- [Work to be completed] In the records below, find the line containing "Extract the chart's"; give it again exactly, along with every line that follows, and nothing else.

(A block of data)
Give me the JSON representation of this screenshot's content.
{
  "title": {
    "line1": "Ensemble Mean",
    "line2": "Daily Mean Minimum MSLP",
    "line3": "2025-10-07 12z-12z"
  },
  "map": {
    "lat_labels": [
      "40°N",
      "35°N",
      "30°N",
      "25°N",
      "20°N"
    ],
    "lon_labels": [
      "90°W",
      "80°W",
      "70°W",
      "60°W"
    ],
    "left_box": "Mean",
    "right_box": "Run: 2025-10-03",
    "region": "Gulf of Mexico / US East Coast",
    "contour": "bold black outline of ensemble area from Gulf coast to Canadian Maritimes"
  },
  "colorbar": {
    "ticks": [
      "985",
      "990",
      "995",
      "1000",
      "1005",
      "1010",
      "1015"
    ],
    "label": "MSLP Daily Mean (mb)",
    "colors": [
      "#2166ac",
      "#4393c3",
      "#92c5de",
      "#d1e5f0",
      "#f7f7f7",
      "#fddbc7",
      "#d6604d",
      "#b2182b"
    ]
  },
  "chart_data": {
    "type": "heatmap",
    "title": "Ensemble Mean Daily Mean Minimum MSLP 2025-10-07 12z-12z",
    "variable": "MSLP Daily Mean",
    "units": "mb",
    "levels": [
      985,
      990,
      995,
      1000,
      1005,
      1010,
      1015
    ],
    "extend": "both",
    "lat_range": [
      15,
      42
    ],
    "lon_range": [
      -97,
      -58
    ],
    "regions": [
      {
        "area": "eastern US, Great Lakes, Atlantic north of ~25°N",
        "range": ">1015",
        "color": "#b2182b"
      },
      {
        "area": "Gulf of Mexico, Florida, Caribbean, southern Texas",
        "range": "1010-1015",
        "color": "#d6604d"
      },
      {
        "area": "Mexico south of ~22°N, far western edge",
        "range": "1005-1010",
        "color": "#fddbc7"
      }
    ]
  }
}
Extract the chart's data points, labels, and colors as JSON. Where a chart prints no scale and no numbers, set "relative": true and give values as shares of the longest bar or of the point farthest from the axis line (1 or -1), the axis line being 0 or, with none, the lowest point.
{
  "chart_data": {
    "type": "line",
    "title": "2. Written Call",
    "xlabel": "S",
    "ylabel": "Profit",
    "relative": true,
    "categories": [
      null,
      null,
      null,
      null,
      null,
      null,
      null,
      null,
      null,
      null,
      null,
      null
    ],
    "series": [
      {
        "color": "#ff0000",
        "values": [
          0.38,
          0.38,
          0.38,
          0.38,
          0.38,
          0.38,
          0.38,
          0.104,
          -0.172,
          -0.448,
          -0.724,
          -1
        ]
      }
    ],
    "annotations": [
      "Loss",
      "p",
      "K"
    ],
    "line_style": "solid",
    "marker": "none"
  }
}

- [Finished task]
Extract the chart's data points, labels, and colors as JSON. Where a chart prints no scale and no numbers, set "relative": true and give values as shares of the longest bar or of the point farthest from the axis line (1 or -1), the axis line being 0 or, with none, the lowest point.
{
  "chart_data": {
    "type": "line",
    "title": "2. Written Call",
    "xlabel": "S",
    "ylabel": "Profit",
    "relative": true,
    "categories": [
      null,
      null,
      null,
      null,
      null,
      null,
      null,
      null,
      null,
      null,
      null,
      null
    ],
    "series": [
      {
        "color": "#ff0000",
        "values": [
          0.38,
          0.38,
          0.38,
          0.38,
          0.38,
          0.38,
          0.38,
          0.104,
          -0.172,
          -0.448,
          -0.724,
          -1
        ]
      }
    ],
    "annotations": [
      "Loss",
      "p",
      "K"
    ],
    "line_style": "solid",
    "marker": "none"
  }
}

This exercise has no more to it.